+++ Exercise data

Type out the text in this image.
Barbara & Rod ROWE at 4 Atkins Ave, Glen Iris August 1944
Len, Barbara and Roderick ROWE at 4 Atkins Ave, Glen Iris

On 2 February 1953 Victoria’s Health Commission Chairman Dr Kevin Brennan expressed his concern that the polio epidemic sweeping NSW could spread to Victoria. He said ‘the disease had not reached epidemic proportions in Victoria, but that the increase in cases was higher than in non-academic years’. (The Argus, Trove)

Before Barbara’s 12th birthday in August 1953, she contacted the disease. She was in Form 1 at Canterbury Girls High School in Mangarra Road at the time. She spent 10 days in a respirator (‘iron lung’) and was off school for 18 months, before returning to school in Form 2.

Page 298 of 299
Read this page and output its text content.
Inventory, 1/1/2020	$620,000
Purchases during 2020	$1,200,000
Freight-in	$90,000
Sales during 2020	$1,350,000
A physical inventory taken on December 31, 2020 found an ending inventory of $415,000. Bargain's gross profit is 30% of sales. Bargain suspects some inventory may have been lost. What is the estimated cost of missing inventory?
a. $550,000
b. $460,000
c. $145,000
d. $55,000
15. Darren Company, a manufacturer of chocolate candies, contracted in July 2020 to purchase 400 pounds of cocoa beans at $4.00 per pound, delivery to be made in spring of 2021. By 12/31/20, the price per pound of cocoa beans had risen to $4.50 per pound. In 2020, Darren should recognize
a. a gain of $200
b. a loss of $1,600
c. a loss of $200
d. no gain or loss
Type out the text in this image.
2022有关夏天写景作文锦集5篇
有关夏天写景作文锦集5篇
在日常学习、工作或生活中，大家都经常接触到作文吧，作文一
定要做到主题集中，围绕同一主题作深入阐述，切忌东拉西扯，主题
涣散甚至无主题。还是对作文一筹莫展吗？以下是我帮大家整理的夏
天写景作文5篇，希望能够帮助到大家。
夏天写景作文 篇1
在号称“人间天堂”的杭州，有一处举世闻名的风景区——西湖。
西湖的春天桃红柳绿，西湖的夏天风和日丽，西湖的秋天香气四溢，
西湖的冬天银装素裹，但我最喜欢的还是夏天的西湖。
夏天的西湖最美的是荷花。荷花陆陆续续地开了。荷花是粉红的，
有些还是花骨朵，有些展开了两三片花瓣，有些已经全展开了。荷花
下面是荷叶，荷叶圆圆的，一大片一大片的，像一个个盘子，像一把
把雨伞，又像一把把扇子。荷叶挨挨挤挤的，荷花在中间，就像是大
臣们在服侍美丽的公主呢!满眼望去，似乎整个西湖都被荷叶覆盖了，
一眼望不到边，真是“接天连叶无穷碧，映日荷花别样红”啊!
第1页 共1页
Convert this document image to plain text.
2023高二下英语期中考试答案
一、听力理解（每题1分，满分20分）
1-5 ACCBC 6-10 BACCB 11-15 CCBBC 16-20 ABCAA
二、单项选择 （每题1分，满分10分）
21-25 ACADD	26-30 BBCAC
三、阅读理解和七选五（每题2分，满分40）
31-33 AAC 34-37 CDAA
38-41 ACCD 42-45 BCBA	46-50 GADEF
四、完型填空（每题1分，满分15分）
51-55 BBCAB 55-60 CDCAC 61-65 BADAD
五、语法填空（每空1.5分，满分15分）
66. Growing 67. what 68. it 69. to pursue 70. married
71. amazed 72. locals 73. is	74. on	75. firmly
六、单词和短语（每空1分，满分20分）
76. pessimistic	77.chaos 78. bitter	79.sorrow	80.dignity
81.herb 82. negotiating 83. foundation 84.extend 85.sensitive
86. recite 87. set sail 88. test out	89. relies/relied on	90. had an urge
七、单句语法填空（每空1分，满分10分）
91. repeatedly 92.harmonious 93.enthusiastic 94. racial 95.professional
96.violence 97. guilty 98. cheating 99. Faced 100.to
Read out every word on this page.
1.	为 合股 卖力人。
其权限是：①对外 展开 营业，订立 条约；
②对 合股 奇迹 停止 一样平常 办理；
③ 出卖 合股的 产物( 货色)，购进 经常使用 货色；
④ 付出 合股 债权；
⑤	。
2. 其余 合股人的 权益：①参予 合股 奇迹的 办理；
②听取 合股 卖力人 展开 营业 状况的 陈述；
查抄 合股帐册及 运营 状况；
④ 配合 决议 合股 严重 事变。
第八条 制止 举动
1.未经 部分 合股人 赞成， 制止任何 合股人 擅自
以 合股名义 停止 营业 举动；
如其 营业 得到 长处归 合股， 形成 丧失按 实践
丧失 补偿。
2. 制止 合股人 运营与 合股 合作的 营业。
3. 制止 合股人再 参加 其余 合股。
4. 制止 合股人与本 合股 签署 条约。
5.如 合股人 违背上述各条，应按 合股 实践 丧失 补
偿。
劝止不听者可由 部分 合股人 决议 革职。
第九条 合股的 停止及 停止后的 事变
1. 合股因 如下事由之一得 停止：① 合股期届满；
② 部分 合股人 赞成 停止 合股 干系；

++++++

Given request: Show the lines of the records that include the string "Atkins".

Solution to the exercise:
Barbara & Rod ROWE at 4 Atkins Ave, Glen Iris August 1944
Len, Barbara and Roderick ROWE at 4 Atkins Ave, Glen Iris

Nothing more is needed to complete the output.